**WHAT IS REQUIRED**
Reproduce each line that includes the word "type".

⁂

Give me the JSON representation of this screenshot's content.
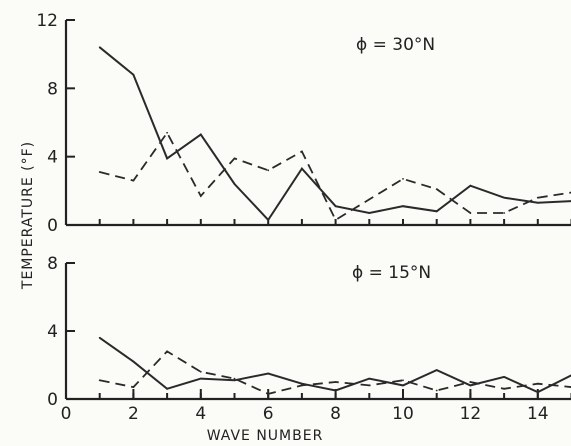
{
  "chart_data": {
    "type": "line",
    "xlabel": "WAVE NUMBER",
    "ylabel": "TEMPERATURE (°F)",
    "x_ticks": [
      "0",
      "2",
      "4",
      "6",
      "8",
      "10",
      "12",
      "14"
    ],
    "xlim": [
      0,
      15
    ],
    "panels": [
      {
        "annotation": "ϕ = 30°N",
        "ylim": [
          0,
          12
        ],
        "y_ticks": [
          "0",
          "4",
          "8",
          "12"
        ],
        "x": [
          1,
          2,
          3,
          4,
          5,
          6,
          7,
          8,
          9,
          10,
          11,
          12,
          13,
          14,
          15
        ],
        "series": [
          {
            "style": "solid",
            "values": [
              10.4,
              8.8,
              3.9,
              5.3,
              2.4,
              0.3,
              3.3,
              1.1,
              0.7,
              1.1,
              0.8,
              2.3,
              1.6,
              1.3,
              1.4
            ]
          },
          {
            "style": "dashed",
            "values": [
              3.1,
              2.6,
              5.4,
              1.7,
              3.9,
              3.2,
              4.3,
              0.3,
              1.5,
              2.7,
              2.1,
              0.7,
              0.7,
              1.6,
              1.9
            ]
          }
        ]
      },
      {
        "annotation": "ϕ = 15°N",
        "ylim": [
          0,
          8
        ],
        "y_ticks": [
          "0",
          "4",
          "8"
        ],
        "x": [
          1,
          2,
          3,
          4,
          5,
          6,
          7,
          8,
          9,
          10,
          11,
          12,
          13,
          14,
          15
        ],
        "series": [
          {
            "style": "solid",
            "values": [
              3.6,
              2.2,
              0.6,
              1.2,
              1.1,
              1.5,
              0.9,
              0.5,
              1.2,
              0.8,
              1.7,
              0.8,
              1.3,
              0.4,
              1.4
            ]
          },
          {
            "style": "dashed",
            "values": [
              1.1,
              0.7,
              2.8,
              1.6,
              1.2,
              0.3,
              0.8,
              1.0,
              0.8,
              1.1,
              0.5,
              1.0,
              0.6,
              0.9,
              0.7
            ]
          }
        ]
      }
    ]
  }
}
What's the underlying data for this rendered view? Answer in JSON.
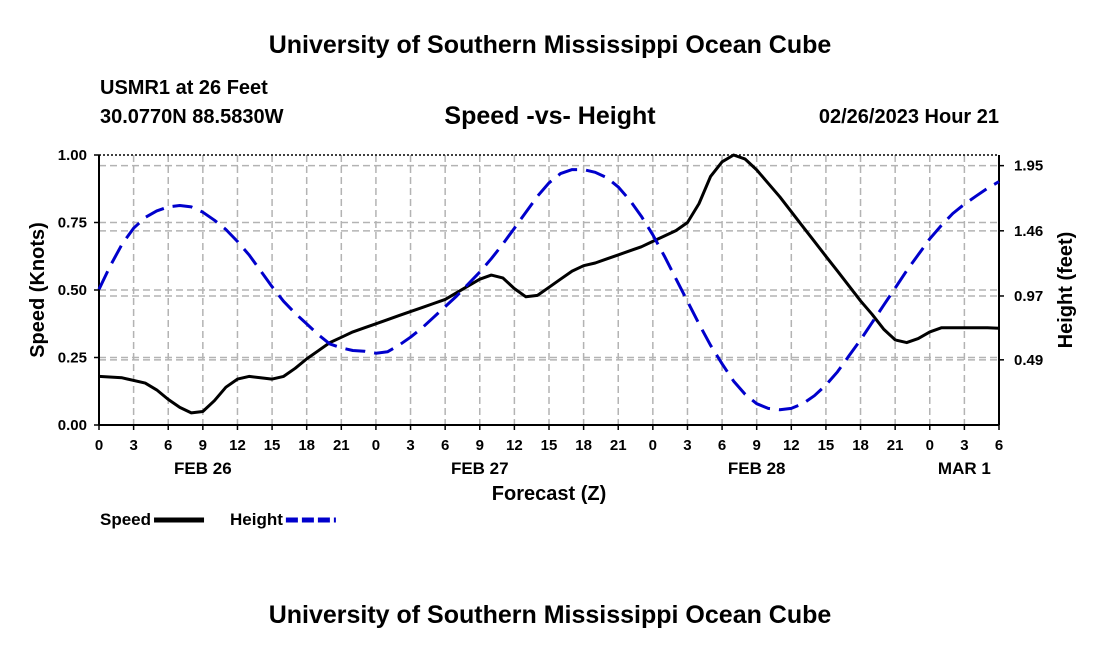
{
  "header": {
    "title": "University of Southern Mississippi Ocean Cube",
    "station": "USMR1 at 26 Feet",
    "location": "30.0770N  88.5830W",
    "timestamp": "02/26/2023 Hour 21"
  },
  "footer": {
    "title": "University of Southern Mississippi Ocean Cube"
  },
  "colors": {
    "speed": "#000000",
    "height": "#0000cc",
    "grid": "#b3b3b3"
  },
  "chart_data": {
    "type": "line",
    "title": "Speed -vs- Height",
    "xlabel": "Forecast (Z)",
    "ylabel": "Speed (Knots)",
    "y2label": "Height (feet)",
    "x_unit": "hours from 00Z Feb 26",
    "xlim": [
      0,
      78
    ],
    "ylim": [
      0,
      1
    ],
    "y2lim": [
      0,
      2.03
    ],
    "x_tick_values": [
      0,
      3,
      6,
      9,
      12,
      15,
      18,
      21,
      24,
      27,
      30,
      33,
      36,
      39,
      42,
      45,
      48,
      51,
      54,
      57,
      60,
      63,
      66,
      69,
      72,
      75,
      78
    ],
    "x_tick_labels": [
      "0",
      "3",
      "6",
      "9",
      "12",
      "15",
      "18",
      "21",
      "0",
      "3",
      "6",
      "9",
      "12",
      "15",
      "18",
      "21",
      "0",
      "3",
      "6",
      "9",
      "12",
      "15",
      "18",
      "21",
      "0",
      "3",
      "6"
    ],
    "day_labels": [
      {
        "x": 9,
        "label": "FEB 26"
      },
      {
        "x": 33,
        "label": "FEB 27"
      },
      {
        "x": 57,
        "label": "FEB 28"
      },
      {
        "x": 75,
        "label": "MAR 1"
      }
    ],
    "y_ticks": [
      {
        "value": 0,
        "label": "0.00"
      },
      {
        "value": 0.25,
        "label": "0.25"
      },
      {
        "value": 0.5,
        "label": "0.50"
      },
      {
        "value": 0.75,
        "label": "0.75"
      },
      {
        "value": 1,
        "label": "1.00"
      }
    ],
    "y2_ticks": [
      {
        "value": 0.49,
        "label": "0.49"
      },
      {
        "value": 0.97,
        "label": "0.97"
      },
      {
        "value": 1.46,
        "label": "1.46"
      },
      {
        "value": 1.95,
        "label": "1.95"
      }
    ],
    "series": [
      {
        "name": "Speed",
        "axis": "left",
        "style": "solid",
        "x": [
          0,
          2,
          4,
          5,
          6,
          7,
          8,
          9,
          10,
          11,
          12,
          13,
          14,
          15,
          16,
          17,
          18,
          19,
          20,
          21,
          22,
          23,
          24,
          25,
          26,
          27,
          28,
          29,
          30,
          31,
          32,
          33,
          34,
          35,
          36,
          37,
          38,
          39,
          40,
          41,
          42,
          43,
          44,
          45,
          46,
          47,
          48,
          49,
          50,
          51,
          52,
          53,
          54,
          55,
          56,
          57,
          58,
          59,
          60,
          61,
          62,
          63,
          64,
          65,
          66,
          67,
          68,
          69,
          70,
          71,
          72,
          73,
          74,
          75,
          76,
          77,
          78
        ],
        "values": [
          0.18,
          0.175,
          0.155,
          0.13,
          0.095,
          0.065,
          0.045,
          0.05,
          0.09,
          0.14,
          0.17,
          0.18,
          0.175,
          0.17,
          0.18,
          0.21,
          0.245,
          0.275,
          0.305,
          0.325,
          0.345,
          0.36,
          0.375,
          0.39,
          0.405,
          0.42,
          0.435,
          0.45,
          0.465,
          0.49,
          0.515,
          0.54,
          0.555,
          0.545,
          0.505,
          0.475,
          0.48,
          0.51,
          0.54,
          0.57,
          0.59,
          0.6,
          0.615,
          0.63,
          0.645,
          0.66,
          0.68,
          0.7,
          0.72,
          0.75,
          0.82,
          0.92,
          0.975,
          1.0,
          0.985,
          0.945,
          0.895,
          0.845,
          0.79,
          0.735,
          0.68,
          0.625,
          0.57,
          0.515,
          0.46,
          0.41,
          0.355,
          0.315,
          0.305,
          0.32,
          0.345,
          0.36,
          0.36,
          0.36,
          0.36,
          0.36,
          0.358
        ]
      },
      {
        "name": "Height",
        "axis": "right",
        "style": "dashed",
        "x": [
          0,
          1,
          2,
          3,
          4,
          5,
          6,
          7,
          8,
          9,
          10,
          11,
          12,
          13,
          14,
          15,
          16,
          17,
          18,
          19,
          20,
          21,
          22,
          23,
          24,
          25,
          26,
          27,
          28,
          29,
          30,
          31,
          32,
          33,
          34,
          35,
          36,
          37,
          38,
          39,
          40,
          41,
          42,
          43,
          44,
          45,
          46,
          47,
          48,
          49,
          50,
          51,
          52,
          53,
          54,
          55,
          56,
          57,
          58,
          59,
          60,
          61,
          62,
          63,
          64,
          65,
          66,
          67,
          68,
          69,
          70,
          71,
          72,
          73,
          74,
          75,
          76,
          77,
          78
        ],
        "values": [
          1.02,
          1.2,
          1.36,
          1.48,
          1.56,
          1.61,
          1.64,
          1.65,
          1.64,
          1.6,
          1.54,
          1.47,
          1.38,
          1.28,
          1.16,
          1.04,
          0.93,
          0.84,
          0.76,
          0.68,
          0.61,
          0.58,
          0.56,
          0.555,
          0.54,
          0.55,
          0.6,
          0.66,
          0.73,
          0.81,
          0.89,
          0.97,
          1.06,
          1.15,
          1.25,
          1.36,
          1.48,
          1.6,
          1.72,
          1.82,
          1.89,
          1.92,
          1.92,
          1.9,
          1.86,
          1.79,
          1.69,
          1.57,
          1.43,
          1.27,
          1.1,
          0.93,
          0.76,
          0.6,
          0.46,
          0.33,
          0.23,
          0.16,
          0.125,
          0.115,
          0.125,
          0.16,
          0.22,
          0.3,
          0.4,
          0.52,
          0.64,
          0.77,
          0.9,
          1.03,
          1.16,
          1.28,
          1.4,
          1.5,
          1.59,
          1.66,
          1.72,
          1.78,
          1.83
        ]
      }
    ],
    "legend": [
      {
        "label": "Speed",
        "style": "solid"
      },
      {
        "label": "Height",
        "style": "dashed"
      }
    ]
  }
}
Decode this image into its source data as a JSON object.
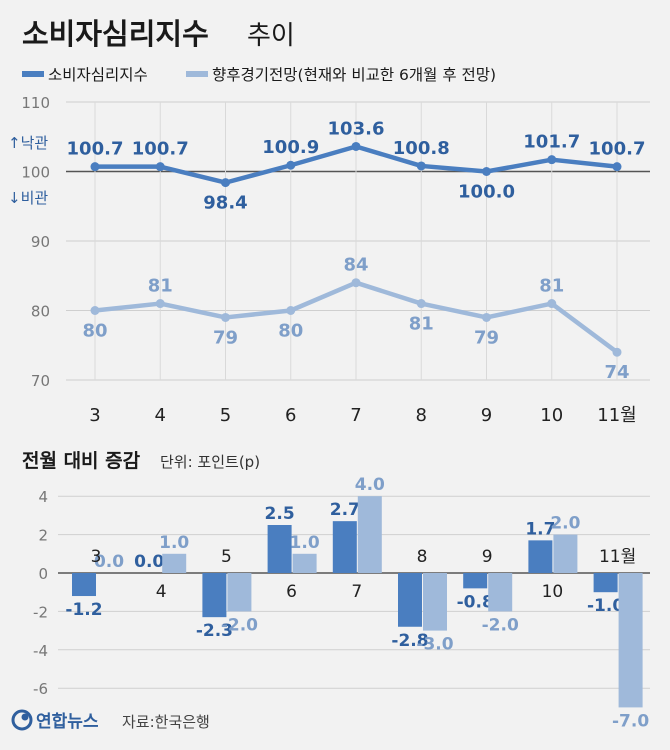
{
  "title": {
    "main": "소비자심리지수",
    "sub": "추이"
  },
  "legend": [
    {
      "label": "소비자심리지수",
      "color": "#4a7ec0"
    },
    {
      "label": "향후경기전망(현재와 비교한 6개월 후 전망)",
      "color": "#9fb9da"
    }
  ],
  "annotations": {
    "up": "↑낙관",
    "down": "↓비관"
  },
  "colors": {
    "dark": "#4a7ec0",
    "light": "#9fb9da",
    "dark_text": "#2f5f9e",
    "light_text": "#7f9fc9"
  },
  "section2": {
    "title": "전월 대비 증감",
    "unit": "단위: 포인트(p)"
  },
  "footer": {
    "brand": "연합뉴스",
    "source": "자료:한국은행"
  },
  "chart_data": [
    {
      "type": "line",
      "categories": [
        "3",
        "4",
        "5",
        "6",
        "7",
        "8",
        "9",
        "10",
        "11월"
      ],
      "ylim": [
        70,
        110
      ],
      "yticks": [
        70,
        80,
        90,
        100,
        110
      ],
      "grid": true,
      "reference_line": 100,
      "series": [
        {
          "name": "소비자심리지수",
          "values": [
            100.7,
            100.7,
            98.4,
            100.9,
            103.6,
            100.8,
            100.0,
            101.7,
            100.7
          ],
          "labels": [
            "100.7",
            "100.7",
            "98.4",
            "100.9",
            "103.6",
            "100.8",
            "100.0",
            "101.7",
            "100.7"
          ]
        },
        {
          "name": "향후경기전망",
          "values": [
            80,
            81,
            79,
            80,
            84,
            81,
            79,
            81,
            74
          ],
          "labels": [
            "80",
            "81",
            "79",
            "80",
            "84",
            "81",
            "79",
            "81",
            "74"
          ]
        }
      ]
    },
    {
      "type": "bar",
      "title": "전월 대비 증감",
      "categories": [
        "3",
        "4",
        "5",
        "6",
        "7",
        "8",
        "9",
        "10",
        "11월"
      ],
      "ylim": [
        -7,
        4
      ],
      "yticks": [
        4,
        2,
        0,
        -2,
        -4,
        -6
      ],
      "yticklabels": [
        "4",
        "2",
        "0",
        "-2",
        "-4",
        "-6"
      ],
      "grid": true,
      "series": [
        {
          "name": "소비자심리지수",
          "values": [
            -1.2,
            0.0,
            -2.3,
            2.5,
            2.7,
            -2.8,
            -0.8,
            1.7,
            -1.0
          ],
          "labels": [
            "-1.2",
            "0.0",
            "-2.3",
            "2.5",
            "2.7",
            "-2.8",
            "-0.8",
            "1.7",
            "-1.0"
          ]
        },
        {
          "name": "향후경기전망",
          "values": [
            0.0,
            1.0,
            -2.0,
            1.0,
            4.0,
            -3.0,
            -2.0,
            2.0,
            -7.0
          ],
          "labels": [
            "0.0",
            "1.0",
            "-2.0",
            "1.0",
            "4.0",
            "-3.0",
            "-2.0",
            "2.0",
            "-7.0"
          ]
        }
      ]
    }
  ]
}
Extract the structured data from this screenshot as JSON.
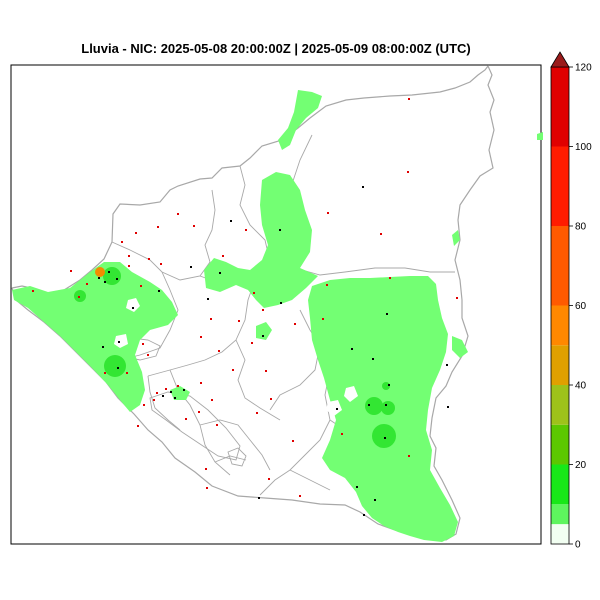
{
  "title": "Lluvia - NIC: 2025-05-08 20:00:00Z | 2025-05-09 08:00:00Z (UTC)",
  "colorbar": {
    "ticks": [
      "0",
      "20",
      "40",
      "60",
      "80",
      "100",
      "120"
    ],
    "levels": [
      {
        "from": 0,
        "to": 5,
        "color": "#f2fff2"
      },
      {
        "from": 5,
        "to": 10,
        "color": "#5ef55e"
      },
      {
        "from": 10,
        "to": 20,
        "color": "#18e818"
      },
      {
        "from": 20,
        "to": 30,
        "color": "#5cc800"
      },
      {
        "from": 30,
        "to": 40,
        "color": "#9ec21a"
      },
      {
        "from": 40,
        "to": 50,
        "color": "#e0a000"
      },
      {
        "from": 50,
        "to": 60,
        "color": "#ff8800"
      },
      {
        "from": 60,
        "to": 80,
        "color": "#ff5a00"
      },
      {
        "from": 80,
        "to": 100,
        "color": "#ff1c00"
      },
      {
        "from": 100,
        "to": 120,
        "color": "#e00000"
      },
      {
        "from": 120,
        "to": 125,
        "color": "#9a1b1b"
      }
    ]
  },
  "rain_colors": {
    "light": "#73ff73",
    "medium": "#33e633",
    "orange": "#f28c00",
    "station_black": "#000000",
    "station_red": "#e00000",
    "border": "#a8a8a8"
  }
}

⁂

**TASK OUTPUT**
    "type": "line",
    "type": "line",
      "type": "line",
      "type": "bar",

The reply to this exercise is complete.